## What the task requires
Listed below are entries; give the number of lines among them that include "ESKİŞEHİR", and only that number.

## A run of records
══════════════════════════════

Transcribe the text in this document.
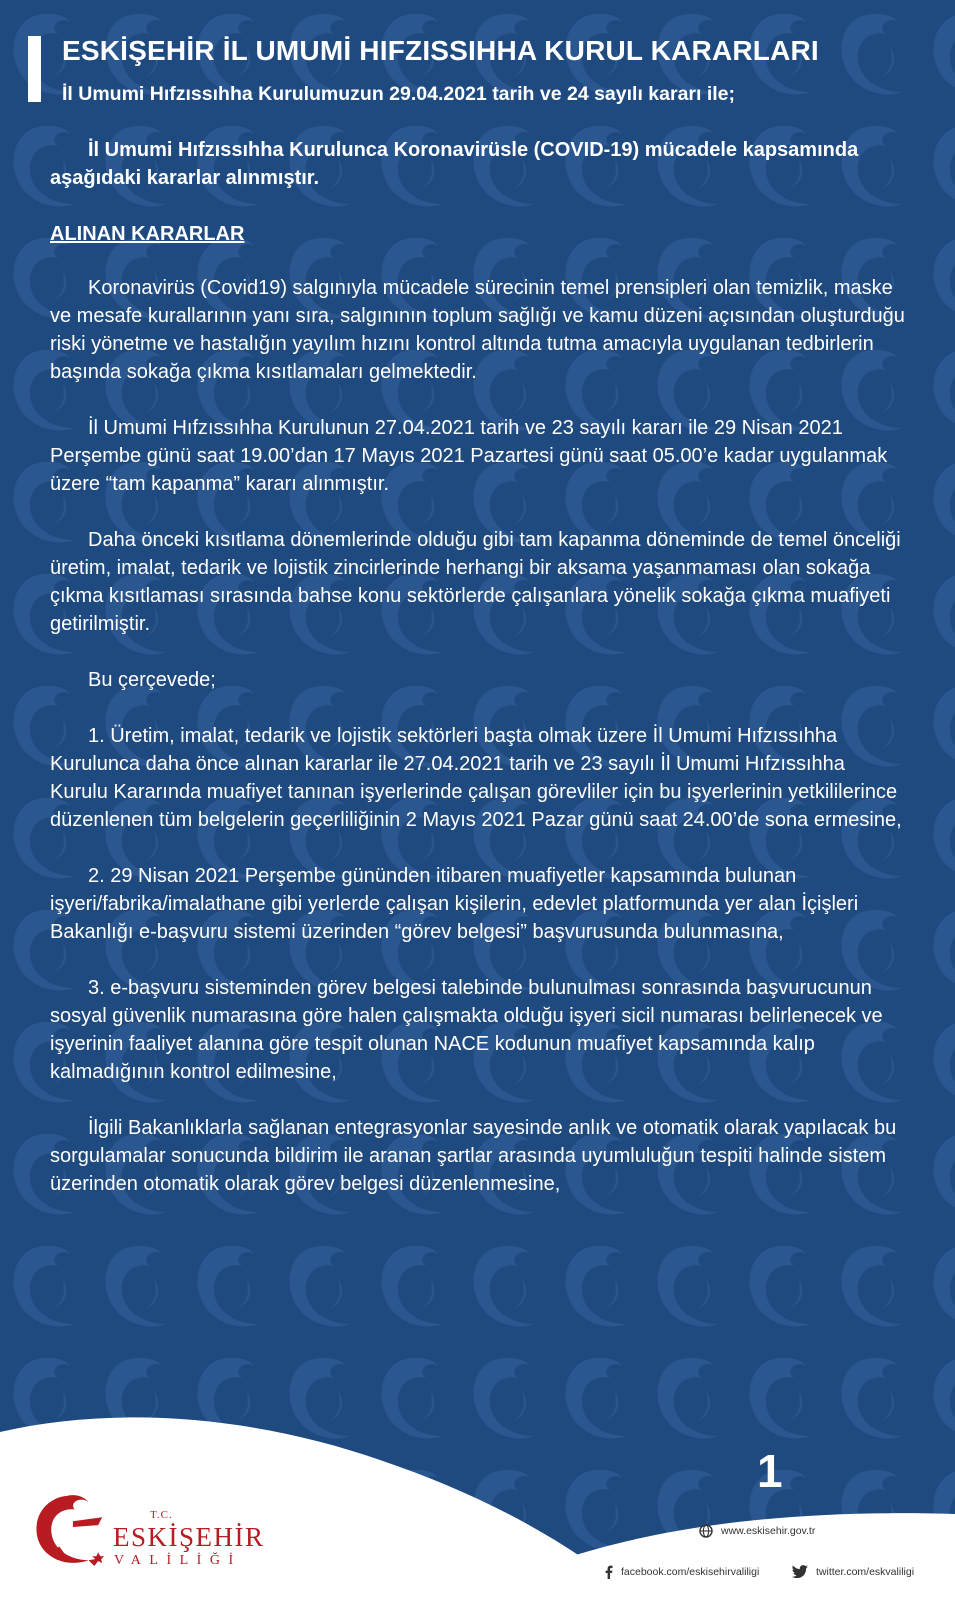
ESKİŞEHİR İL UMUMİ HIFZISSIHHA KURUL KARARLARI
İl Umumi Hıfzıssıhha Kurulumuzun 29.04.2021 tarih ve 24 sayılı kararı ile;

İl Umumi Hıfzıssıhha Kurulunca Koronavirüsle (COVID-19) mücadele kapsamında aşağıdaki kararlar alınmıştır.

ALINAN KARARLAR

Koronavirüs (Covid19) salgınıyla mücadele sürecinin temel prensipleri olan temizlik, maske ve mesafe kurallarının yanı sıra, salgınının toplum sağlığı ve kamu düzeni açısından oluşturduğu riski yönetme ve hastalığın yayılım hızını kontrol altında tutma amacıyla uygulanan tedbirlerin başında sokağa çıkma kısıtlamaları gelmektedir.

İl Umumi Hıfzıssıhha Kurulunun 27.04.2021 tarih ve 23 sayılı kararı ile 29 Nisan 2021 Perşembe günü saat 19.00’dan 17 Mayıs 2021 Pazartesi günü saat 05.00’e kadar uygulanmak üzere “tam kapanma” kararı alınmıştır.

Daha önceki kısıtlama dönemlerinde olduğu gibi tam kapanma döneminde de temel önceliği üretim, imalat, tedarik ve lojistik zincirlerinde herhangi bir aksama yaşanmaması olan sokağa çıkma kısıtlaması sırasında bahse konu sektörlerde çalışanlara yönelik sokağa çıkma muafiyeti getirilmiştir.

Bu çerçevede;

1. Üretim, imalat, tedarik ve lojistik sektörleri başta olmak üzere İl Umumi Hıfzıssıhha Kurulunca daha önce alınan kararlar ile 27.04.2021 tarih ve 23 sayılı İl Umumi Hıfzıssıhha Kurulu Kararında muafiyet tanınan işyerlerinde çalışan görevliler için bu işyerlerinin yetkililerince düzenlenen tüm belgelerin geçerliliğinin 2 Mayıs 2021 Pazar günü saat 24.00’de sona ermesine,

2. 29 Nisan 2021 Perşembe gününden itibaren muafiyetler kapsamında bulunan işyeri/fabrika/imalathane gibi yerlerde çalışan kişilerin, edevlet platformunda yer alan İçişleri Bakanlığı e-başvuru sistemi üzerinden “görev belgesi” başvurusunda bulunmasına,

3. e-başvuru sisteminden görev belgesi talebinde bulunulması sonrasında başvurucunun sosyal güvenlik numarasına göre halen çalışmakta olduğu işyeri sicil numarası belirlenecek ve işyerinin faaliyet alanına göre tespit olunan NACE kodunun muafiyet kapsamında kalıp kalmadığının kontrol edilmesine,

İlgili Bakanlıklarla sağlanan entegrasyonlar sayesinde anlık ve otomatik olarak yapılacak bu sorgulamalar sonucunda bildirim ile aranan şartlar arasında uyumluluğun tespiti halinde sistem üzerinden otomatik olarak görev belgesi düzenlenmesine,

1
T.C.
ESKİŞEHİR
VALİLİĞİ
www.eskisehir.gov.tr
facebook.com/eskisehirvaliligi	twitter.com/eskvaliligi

══════════════════════════════

## Task answer
2